RECORDS FOR THIS EXERCISE:
^^^^^^^^

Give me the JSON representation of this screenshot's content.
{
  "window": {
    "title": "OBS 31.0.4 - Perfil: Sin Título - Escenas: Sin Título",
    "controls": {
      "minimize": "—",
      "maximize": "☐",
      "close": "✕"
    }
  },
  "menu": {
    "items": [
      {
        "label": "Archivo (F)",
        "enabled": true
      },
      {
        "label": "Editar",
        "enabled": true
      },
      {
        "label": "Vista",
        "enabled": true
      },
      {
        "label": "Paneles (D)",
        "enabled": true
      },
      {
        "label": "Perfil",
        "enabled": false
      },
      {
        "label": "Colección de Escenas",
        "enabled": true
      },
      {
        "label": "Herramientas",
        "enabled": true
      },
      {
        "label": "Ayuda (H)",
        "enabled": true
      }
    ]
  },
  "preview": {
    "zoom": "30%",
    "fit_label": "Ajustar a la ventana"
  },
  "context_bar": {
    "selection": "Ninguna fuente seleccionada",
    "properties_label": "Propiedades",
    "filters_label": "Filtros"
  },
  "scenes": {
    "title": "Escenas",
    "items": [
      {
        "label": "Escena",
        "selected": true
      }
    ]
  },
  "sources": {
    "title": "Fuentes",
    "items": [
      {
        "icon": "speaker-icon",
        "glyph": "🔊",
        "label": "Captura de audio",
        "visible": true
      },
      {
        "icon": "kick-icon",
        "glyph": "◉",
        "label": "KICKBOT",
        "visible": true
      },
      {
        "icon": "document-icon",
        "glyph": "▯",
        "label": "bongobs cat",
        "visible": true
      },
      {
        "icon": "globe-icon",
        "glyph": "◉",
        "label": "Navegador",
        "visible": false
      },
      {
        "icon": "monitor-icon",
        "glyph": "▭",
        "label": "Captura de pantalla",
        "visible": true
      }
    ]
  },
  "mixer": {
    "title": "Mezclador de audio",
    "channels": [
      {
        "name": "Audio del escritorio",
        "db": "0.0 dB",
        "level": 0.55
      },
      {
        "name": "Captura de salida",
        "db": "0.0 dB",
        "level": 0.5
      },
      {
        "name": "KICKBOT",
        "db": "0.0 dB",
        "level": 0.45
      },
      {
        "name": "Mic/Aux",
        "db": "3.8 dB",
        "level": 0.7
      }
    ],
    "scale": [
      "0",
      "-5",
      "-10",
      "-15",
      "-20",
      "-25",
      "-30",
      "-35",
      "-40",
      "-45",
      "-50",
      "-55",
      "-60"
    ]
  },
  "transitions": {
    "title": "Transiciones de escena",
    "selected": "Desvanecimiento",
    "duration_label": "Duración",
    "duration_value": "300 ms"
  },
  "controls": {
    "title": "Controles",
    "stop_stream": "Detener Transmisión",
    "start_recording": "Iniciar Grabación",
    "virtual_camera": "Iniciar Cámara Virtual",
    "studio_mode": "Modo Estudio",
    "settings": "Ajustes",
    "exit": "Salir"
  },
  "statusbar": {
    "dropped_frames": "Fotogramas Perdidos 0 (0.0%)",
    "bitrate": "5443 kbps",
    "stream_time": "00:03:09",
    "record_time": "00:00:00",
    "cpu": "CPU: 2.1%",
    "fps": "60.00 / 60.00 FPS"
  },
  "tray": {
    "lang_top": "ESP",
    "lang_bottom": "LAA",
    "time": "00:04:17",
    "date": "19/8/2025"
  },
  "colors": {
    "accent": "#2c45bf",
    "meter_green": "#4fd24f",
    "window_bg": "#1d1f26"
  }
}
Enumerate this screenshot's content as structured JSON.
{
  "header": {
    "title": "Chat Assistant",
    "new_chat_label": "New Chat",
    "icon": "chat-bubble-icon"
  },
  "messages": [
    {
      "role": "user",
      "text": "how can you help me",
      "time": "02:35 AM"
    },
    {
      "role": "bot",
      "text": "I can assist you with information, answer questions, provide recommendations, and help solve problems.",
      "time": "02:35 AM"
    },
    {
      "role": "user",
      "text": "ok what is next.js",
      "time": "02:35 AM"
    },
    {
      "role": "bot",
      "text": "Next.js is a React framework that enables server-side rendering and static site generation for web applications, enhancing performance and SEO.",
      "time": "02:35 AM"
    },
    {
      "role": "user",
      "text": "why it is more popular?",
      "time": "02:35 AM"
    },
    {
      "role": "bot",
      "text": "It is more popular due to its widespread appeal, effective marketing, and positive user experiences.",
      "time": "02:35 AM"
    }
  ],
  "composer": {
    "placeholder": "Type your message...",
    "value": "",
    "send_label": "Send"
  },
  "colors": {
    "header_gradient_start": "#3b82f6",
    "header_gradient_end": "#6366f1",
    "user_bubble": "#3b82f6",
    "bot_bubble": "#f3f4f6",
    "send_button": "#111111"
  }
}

^^^^^^^^

PROBLEM STATEMENT: Reproduce all of the records exactly.

FULL ANSWER:
Give me the JSON representation of this screenshot's content.
{
  "window": {
    "title": "OBS 31.0.4 - Perfil: Sin Título - Escenas: Sin Título",
    "controls": {
      "minimize": "—",
      "maximize": "☐",
      "close": "✕"
    }
  },
  "menu": {
    "items": [
      {
        "label": "Archivo (F)",
        "enabled": true
      },
      {
        "label": "Editar",
        "enabled": true
      },
      {
        "label": "Vista",
        "enabled": true
      },
      {
        "label": "Paneles (D)",
        "enabled": true
      },
      {
        "label": "Perfil",
        "enabled": false
      },
      {
        "label": "Colección de Escenas",
        "enabled": true
      },
      {
        "label": "Herramientas",
        "enabled": true
      },
      {
        "label": "Ayuda (H)",
        "enabled": true
      }
    ]
  },
  "preview": {
    "zoom": "30%",
    "fit_label": "Ajustar a la ventana"
  },
  "context_bar": {
    "selection": "Ninguna fuente seleccionada",
    "properties_label": "Propiedades",
    "filters_label": "Filtros"
  },
  "scenes": {
    "title": "Escenas",
    "items": [
      {
        "label": "Escena",
        "selected": true
      }
    ]
  },
  "sources": {
    "title": "Fuentes",
    "items": [
      {
        "icon": "speaker-icon",
        "glyph": "🔊",
        "label": "Captura de audio",
        "visible": true
      },
      {
        "icon": "kick-icon",
        "glyph": "◉",
        "label": "KICKBOT",
        "visible": true
      },
      {
        "icon": "document-icon",
        "glyph": "▯",
        "label": "bongobs cat",
        "visible": true
      },
      {
        "icon": "globe-icon",
        "glyph": "◉",
        "label": "Navegador",
        "visible": false
      },
      {
        "icon": "monitor-icon",
        "glyph": "▭",
        "label": "Captura de pantalla",
        "visible": true
      }
    ]
  },
  "mixer": {
    "title": "Mezclador de audio",
    "channels": [
      {
        "name": "Audio del escritorio",
        "db": "0.0 dB",
        "level": 0.55
      },
      {
        "name": "Captura de salida",
        "db": "0.0 dB",
        "level": 0.5
      },
      {
        "name": "KICKBOT",
        "db": "0.0 dB",
        "level": 0.45
      },
      {
        "name": "Mic/Aux",
        "db": "3.8 dB",
        "level": 0.7
      }
    ],
    "scale": [
      "0",
      "-5",
      "-10",
      "-15",
      "-20",
      "-25",
      "-30",
      "-35",
      "-40",
      "-45",
      "-50",
      "-55",
      "-60"
    ]
  },
  "transitions": {
    "title": "Transiciones de escena",
    "selected": "Desvanecimiento",
    "duration_label": "Duración",
    "duration_value": "300 ms"
  },
  "controls": {
    "title": "Controles",
    "stop_stream": "Detener Transmisión",
    "start_recording": "Iniciar Grabación",
    "virtual_camera": "Iniciar Cámara Virtual",
    "studio_mode": "Modo Estudio",
    "settings": "Ajustes",
    "exit": "Salir"
  },
  "statusbar": {
    "dropped_frames": "Fotogramas Perdidos 0 (0.0%)",
    "bitrate": "5443 kbps",
    "stream_time": "00:03:09",
    "record_time": "00:00:00",
    "cpu": "CPU: 2.1%",
    "fps": "60.00 / 60.00 FPS"
  },
  "tray": {
    "lang_top": "ESP",
    "lang_bottom": "LAA",
    "time": "00:04:17",
    "date": "19/8/2025"
  },
  "colors": {
    "accent": "#2c45bf",
    "meter_green": "#4fd24f",
    "window_bg": "#1d1f26"
  }
}
Enumerate this screenshot's content as structured JSON.
{
  "header": {
    "title": "Chat Assistant",
    "new_chat_label": "New Chat",
    "icon": "chat-bubble-icon"
  },
  "messages": [
    {
      "role": "user",
      "text": "how can you help me",
      "time": "02:35 AM"
    },
    {
      "role": "bot",
      "text": "I can assist you with information, answer questions, provide recommendations, and help solve problems.",
      "time": "02:35 AM"
    },
    {
      "role": "user",
      "text": "ok what is next.js",
      "time": "02:35 AM"
    },
    {
      "role": "bot",
      "text": "Next.js is a React framework that enables server-side rendering and static site generation for web applications, enhancing performance and SEO.",
      "time": "02:35 AM"
    },
    {
      "role": "user",
      "text": "why it is more popular?",
      "time": "02:35 AM"
    },
    {
      "role": "bot",
      "text": "It is more popular due to its widespread appeal, effective marketing, and positive user experiences.",
      "time": "02:35 AM"
    }
  ],
  "composer": {
    "placeholder": "Type your message...",
    "value": "",
    "send_label": "Send"
  },
  "colors": {
    "header_gradient_start": "#3b82f6",
    "header_gradient_end": "#6366f1",
    "user_bubble": "#3b82f6",
    "bot_bubble": "#f3f4f6",
    "send_button": "#111111"
  }
}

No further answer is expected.